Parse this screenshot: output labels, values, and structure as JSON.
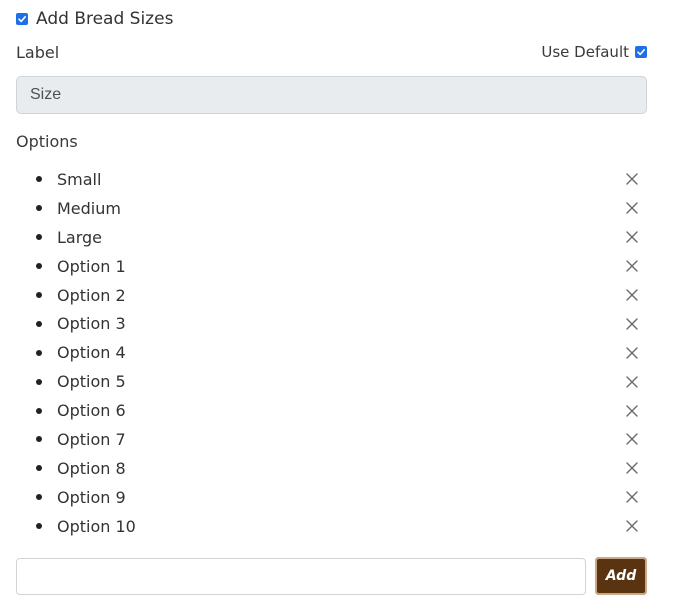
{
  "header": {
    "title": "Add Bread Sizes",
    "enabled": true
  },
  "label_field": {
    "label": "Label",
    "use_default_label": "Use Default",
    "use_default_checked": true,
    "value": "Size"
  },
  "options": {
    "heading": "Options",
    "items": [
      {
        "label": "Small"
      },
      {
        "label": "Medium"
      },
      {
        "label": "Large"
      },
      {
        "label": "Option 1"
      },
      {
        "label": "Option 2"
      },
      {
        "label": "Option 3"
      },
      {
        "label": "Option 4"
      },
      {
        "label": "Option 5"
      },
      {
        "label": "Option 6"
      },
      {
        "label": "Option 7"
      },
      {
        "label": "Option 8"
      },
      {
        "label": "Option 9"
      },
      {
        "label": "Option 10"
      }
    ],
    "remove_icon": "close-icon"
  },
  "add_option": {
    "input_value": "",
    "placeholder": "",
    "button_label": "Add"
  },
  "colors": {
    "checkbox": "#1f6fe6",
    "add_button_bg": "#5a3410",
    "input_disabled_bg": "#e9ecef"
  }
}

==

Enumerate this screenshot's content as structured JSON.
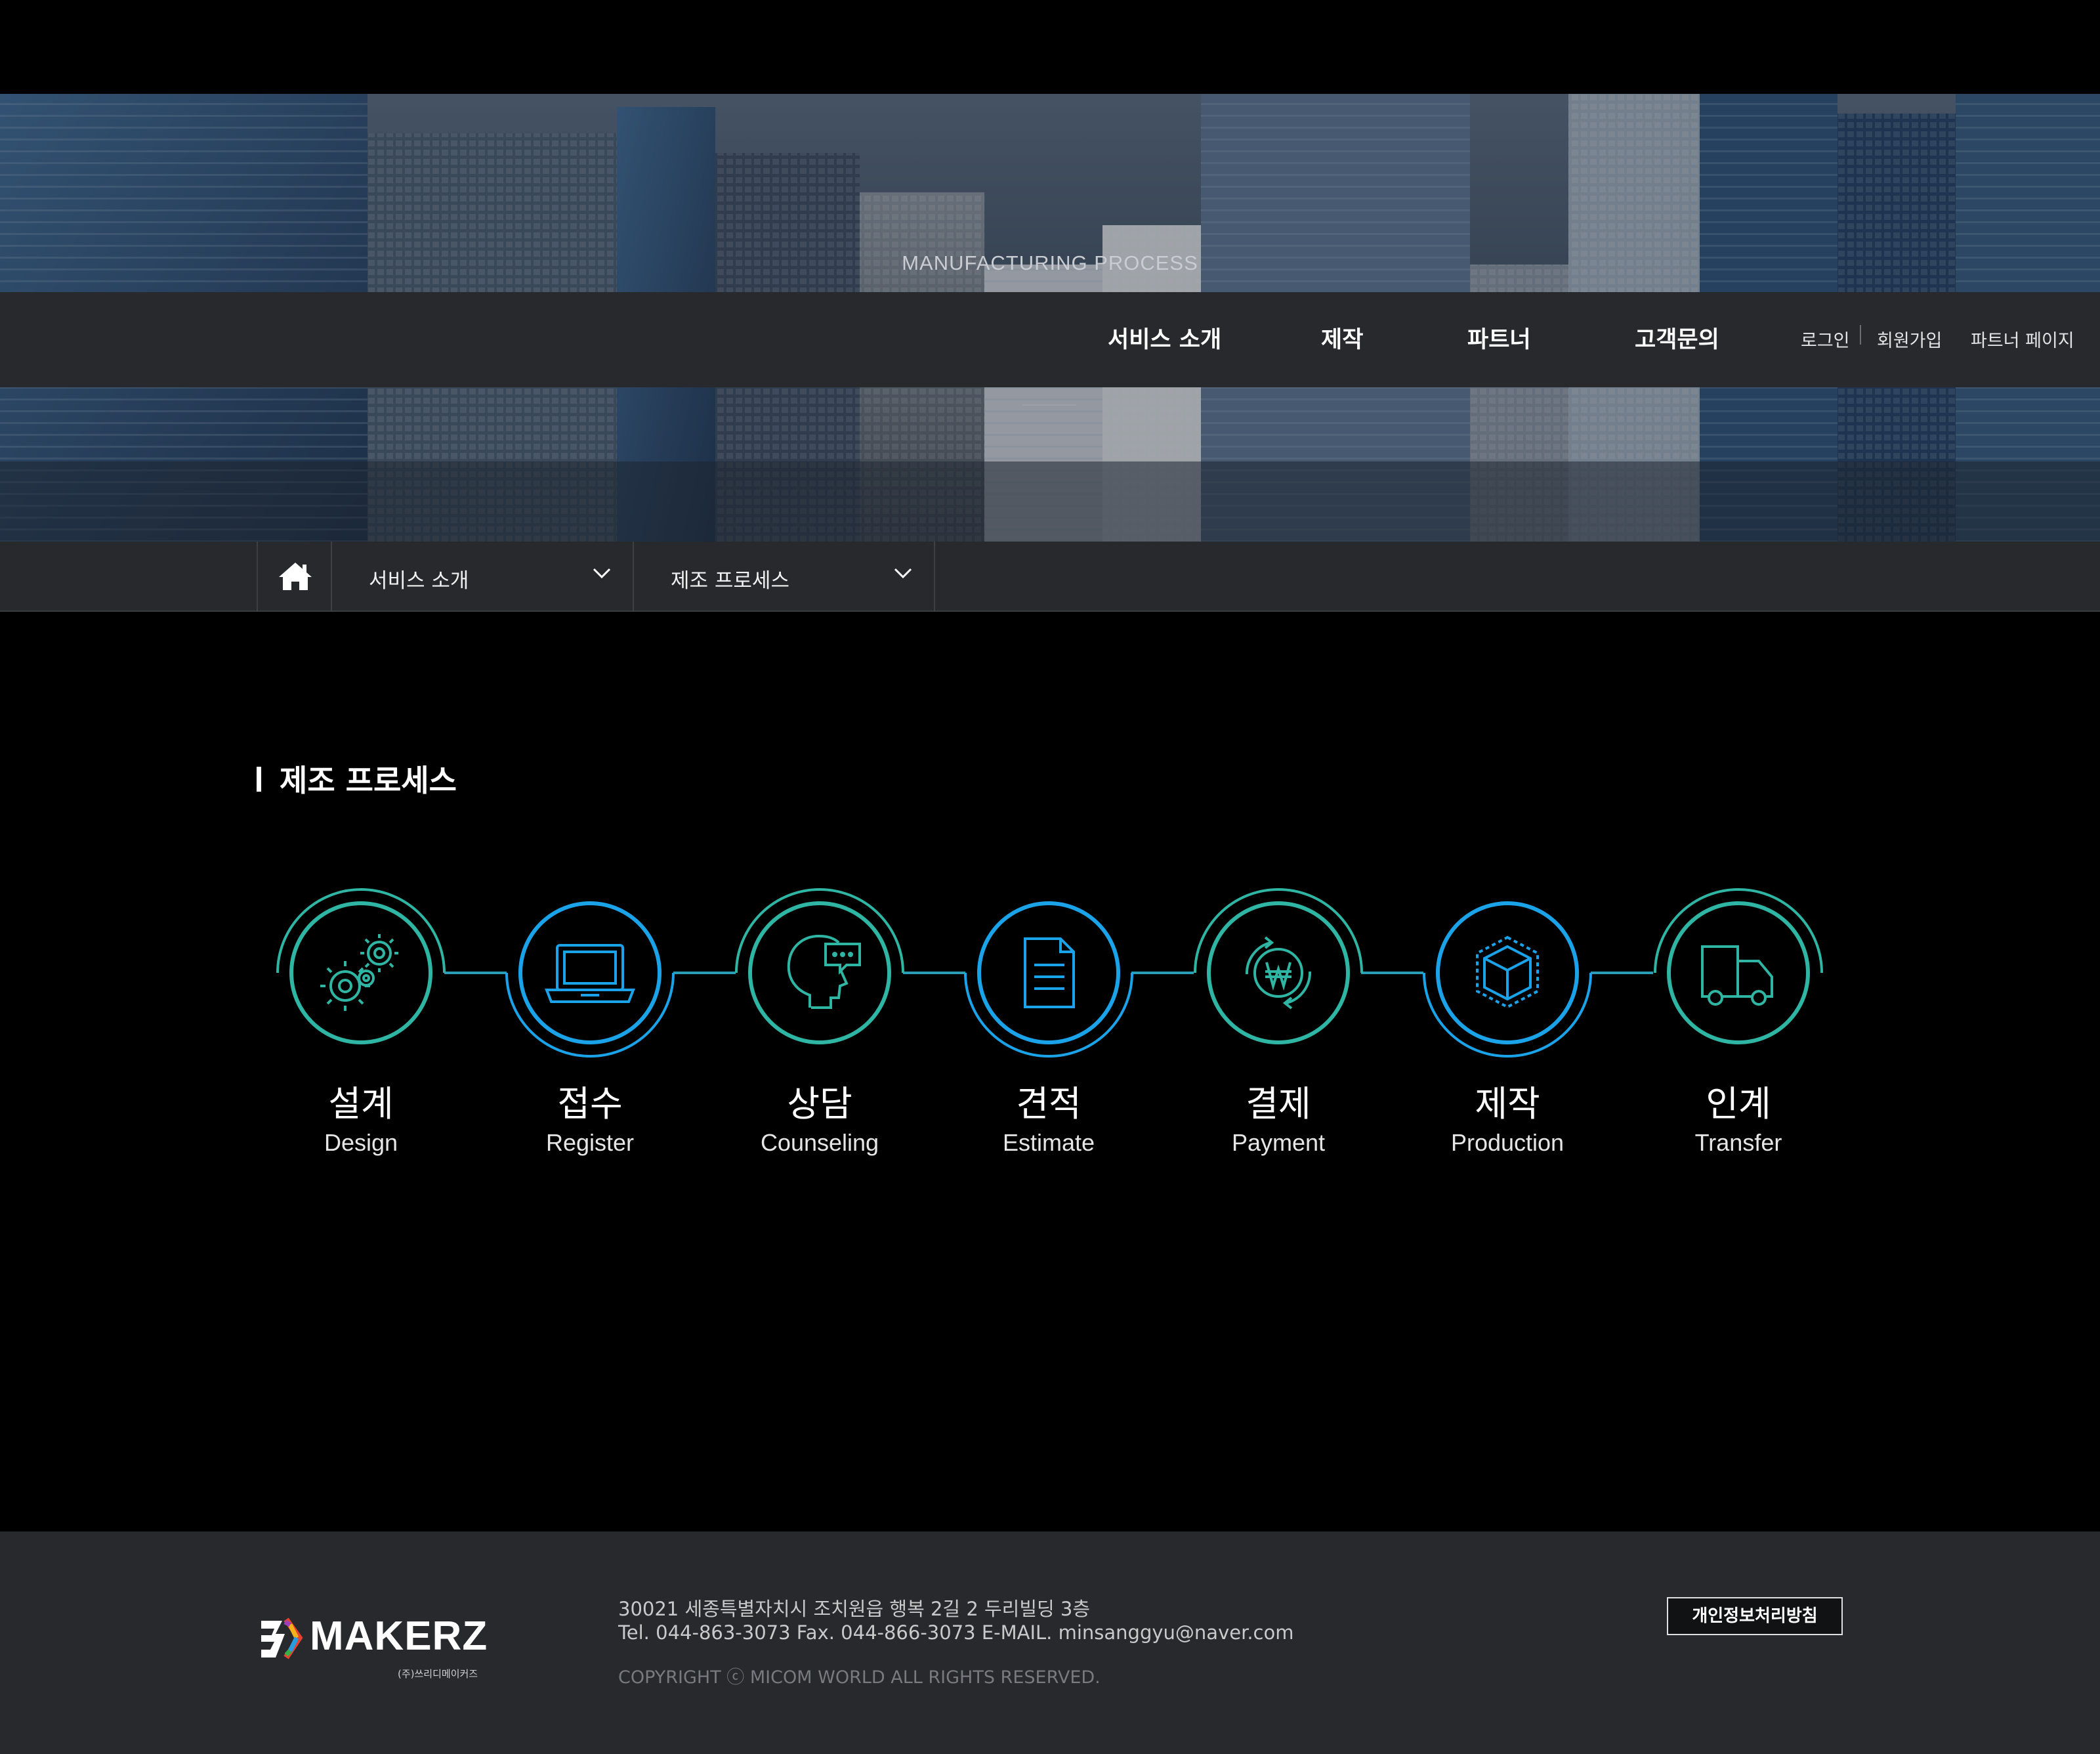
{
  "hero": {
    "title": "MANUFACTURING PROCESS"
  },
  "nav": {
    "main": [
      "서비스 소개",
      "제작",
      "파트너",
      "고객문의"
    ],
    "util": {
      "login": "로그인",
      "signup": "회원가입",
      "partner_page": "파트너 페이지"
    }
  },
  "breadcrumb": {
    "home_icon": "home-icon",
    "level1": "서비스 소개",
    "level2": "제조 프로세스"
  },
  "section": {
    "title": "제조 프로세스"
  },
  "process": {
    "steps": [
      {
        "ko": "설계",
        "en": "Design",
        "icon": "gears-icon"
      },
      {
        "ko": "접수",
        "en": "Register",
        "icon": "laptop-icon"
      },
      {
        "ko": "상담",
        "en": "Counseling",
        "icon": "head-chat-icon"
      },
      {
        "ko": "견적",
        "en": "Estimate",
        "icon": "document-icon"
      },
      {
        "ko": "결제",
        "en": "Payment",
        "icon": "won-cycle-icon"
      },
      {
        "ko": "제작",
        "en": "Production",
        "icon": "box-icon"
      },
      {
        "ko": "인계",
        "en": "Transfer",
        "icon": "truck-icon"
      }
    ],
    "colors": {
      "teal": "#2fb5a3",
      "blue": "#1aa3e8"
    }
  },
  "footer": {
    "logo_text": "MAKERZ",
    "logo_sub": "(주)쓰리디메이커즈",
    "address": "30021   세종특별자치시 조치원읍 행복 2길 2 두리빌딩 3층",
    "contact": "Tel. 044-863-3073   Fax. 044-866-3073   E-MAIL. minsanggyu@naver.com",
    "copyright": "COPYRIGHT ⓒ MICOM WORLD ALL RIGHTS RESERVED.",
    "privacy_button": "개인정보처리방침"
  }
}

▶ [WORK INSTRUCTIONS]
Search the entries for the word "screenshot" and copy every line that has it.

▶ [RESPONSE]
Parse this screenshot: output labels, values, and structure as JSON.
Enumerate this screenshot's content as structured JSON.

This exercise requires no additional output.